PROBLEM DESCRIPTION: Every line of the data that contains the string "compra" must be copied.

Items from a data source:
========

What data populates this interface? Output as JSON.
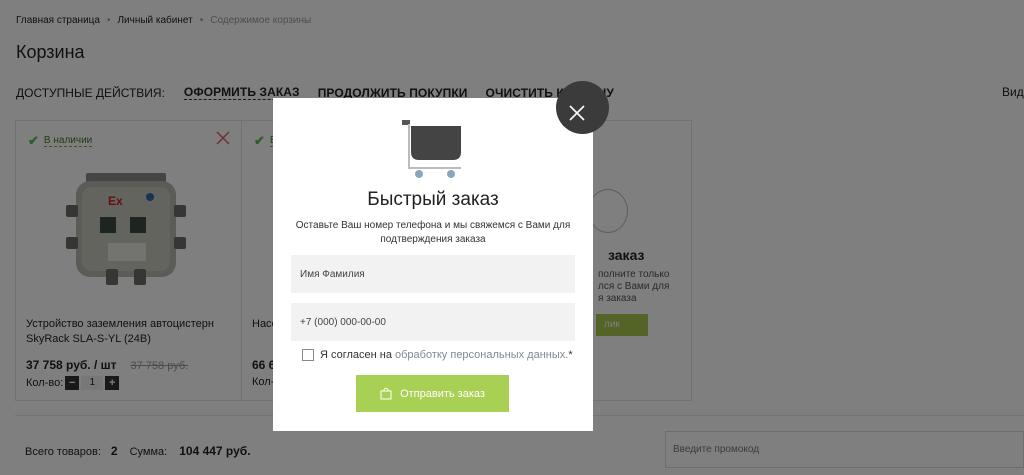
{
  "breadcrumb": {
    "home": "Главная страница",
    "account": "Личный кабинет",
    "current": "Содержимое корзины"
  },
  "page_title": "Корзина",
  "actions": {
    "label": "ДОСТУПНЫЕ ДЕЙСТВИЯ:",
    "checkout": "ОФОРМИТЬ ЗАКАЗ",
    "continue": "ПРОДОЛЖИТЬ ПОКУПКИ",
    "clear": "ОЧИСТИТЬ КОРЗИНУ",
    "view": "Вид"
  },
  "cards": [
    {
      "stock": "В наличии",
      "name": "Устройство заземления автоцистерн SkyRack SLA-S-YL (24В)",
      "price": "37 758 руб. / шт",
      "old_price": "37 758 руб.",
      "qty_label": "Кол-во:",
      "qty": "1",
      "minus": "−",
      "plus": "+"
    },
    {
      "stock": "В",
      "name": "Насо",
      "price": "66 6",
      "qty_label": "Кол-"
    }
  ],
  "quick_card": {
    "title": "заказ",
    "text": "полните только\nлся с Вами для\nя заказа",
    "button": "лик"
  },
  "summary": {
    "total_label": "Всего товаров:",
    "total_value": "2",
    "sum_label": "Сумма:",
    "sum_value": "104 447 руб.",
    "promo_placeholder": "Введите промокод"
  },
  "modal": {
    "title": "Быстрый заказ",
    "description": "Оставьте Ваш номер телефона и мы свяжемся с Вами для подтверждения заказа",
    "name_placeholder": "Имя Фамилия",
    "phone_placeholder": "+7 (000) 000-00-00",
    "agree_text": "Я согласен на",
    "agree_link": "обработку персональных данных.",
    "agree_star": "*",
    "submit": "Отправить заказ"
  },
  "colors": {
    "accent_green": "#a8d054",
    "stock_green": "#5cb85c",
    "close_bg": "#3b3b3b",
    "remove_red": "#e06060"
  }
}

========

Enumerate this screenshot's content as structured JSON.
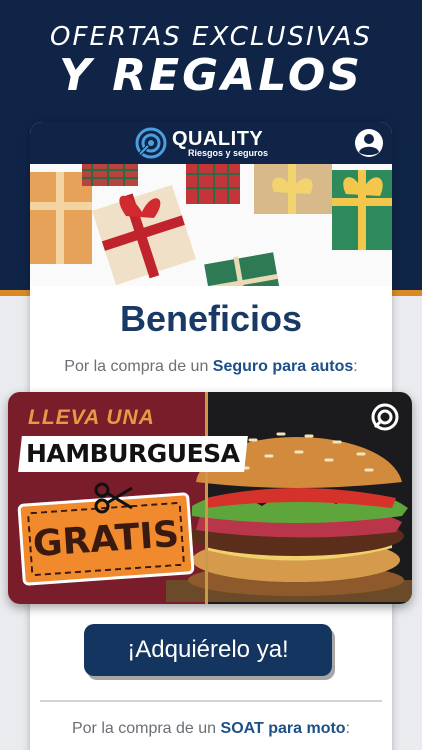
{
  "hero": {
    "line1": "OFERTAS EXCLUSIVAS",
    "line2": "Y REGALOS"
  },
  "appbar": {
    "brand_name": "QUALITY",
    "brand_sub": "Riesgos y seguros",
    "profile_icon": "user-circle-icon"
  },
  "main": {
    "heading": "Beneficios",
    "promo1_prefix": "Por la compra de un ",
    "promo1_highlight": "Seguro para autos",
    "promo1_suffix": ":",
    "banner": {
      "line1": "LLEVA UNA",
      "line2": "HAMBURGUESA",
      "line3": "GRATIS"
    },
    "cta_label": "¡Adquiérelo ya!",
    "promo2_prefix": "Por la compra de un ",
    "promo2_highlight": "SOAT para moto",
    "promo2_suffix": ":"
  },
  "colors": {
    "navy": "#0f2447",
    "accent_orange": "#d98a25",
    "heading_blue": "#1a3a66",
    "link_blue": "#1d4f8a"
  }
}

========

SOLUTION:
    "promo1_prefix": "Por la compra de un ",
    "promo2_prefix": "Por la compra de un ",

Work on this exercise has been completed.